Written request: Transcribe each entry below exactly. Pictures do not go in the copy.

The input:
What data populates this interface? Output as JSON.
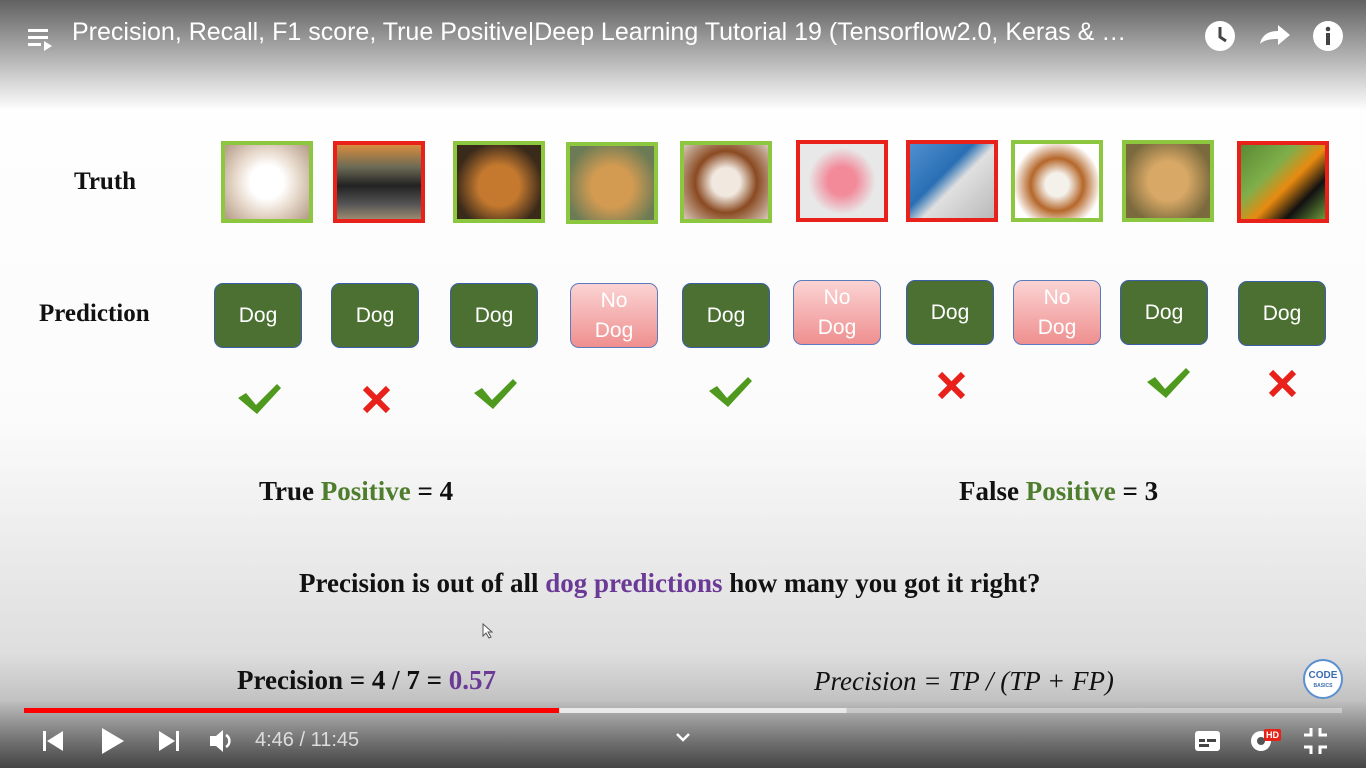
{
  "header": {
    "title": "Precision, Recall, F1 score, True Positive|Deep Learning Tutorial 19 (Tensorflow2.0, Keras & …"
  },
  "slide": {
    "truth_label": "Truth",
    "prediction_label": "Prediction",
    "predictions": [
      "Dog",
      "Dog",
      "Dog",
      "No Dog",
      "Dog",
      "No Dog",
      "Dog",
      "No Dog",
      "Dog",
      "Dog"
    ],
    "true_positive": {
      "word": "True",
      "highlight": "Positive",
      "rest": "= 4"
    },
    "false_positive": {
      "word": "False",
      "highlight": "Positive",
      "rest": "= 3"
    },
    "question": {
      "start": "Precision is out of all",
      "highlight": "dog predictions",
      "end": "how many you got it right?"
    },
    "precision": {
      "text": "Precision = 4 / 7 =",
      "value": "0.57"
    },
    "formula": "Precision = TP / (TP + FP)",
    "logo": {
      "top": "CODE",
      "bottom": "BASICS"
    }
  },
  "player": {
    "time": "4:46 / 11:45",
    "quality": "HD",
    "played": 0.406,
    "buffered": 0.624
  }
}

Exercise response:
What data populates this interface? Output as JSON.
{
  "header": {
    "title": "Precision, Recall, F1 score, True Positive|Deep Learning Tutorial 19 (Tensorflow2.0, Keras & …"
  },
  "slide": {
    "truth_label": "Truth",
    "prediction_label": "Prediction",
    "predictions": [
      "Dog",
      "Dog",
      "Dog",
      "No Dog",
      "Dog",
      "No Dog",
      "Dog",
      "No Dog",
      "Dog",
      "Dog"
    ],
    "true_positive": {
      "word": "True",
      "highlight": "Positive",
      "rest": "= 4"
    },
    "false_positive": {
      "word": "False",
      "highlight": "Positive",
      "rest": "= 3"
    },
    "question": {
      "start": "Precision is out of all",
      "highlight": "dog predictions",
      "end": "how many you got it right?"
    },
    "precision": {
      "text": "Precision = 4 / 7 =",
      "value": "0.57"
    },
    "formula": "Precision = TP / (TP + FP)",
    "logo": {
      "top": "CODE",
      "bottom": "BASICS"
    }
  },
  "player": {
    "time": "4:46 / 11:45",
    "quality": "HD",
    "played": 0.406,
    "buffered": 0.624
  }
}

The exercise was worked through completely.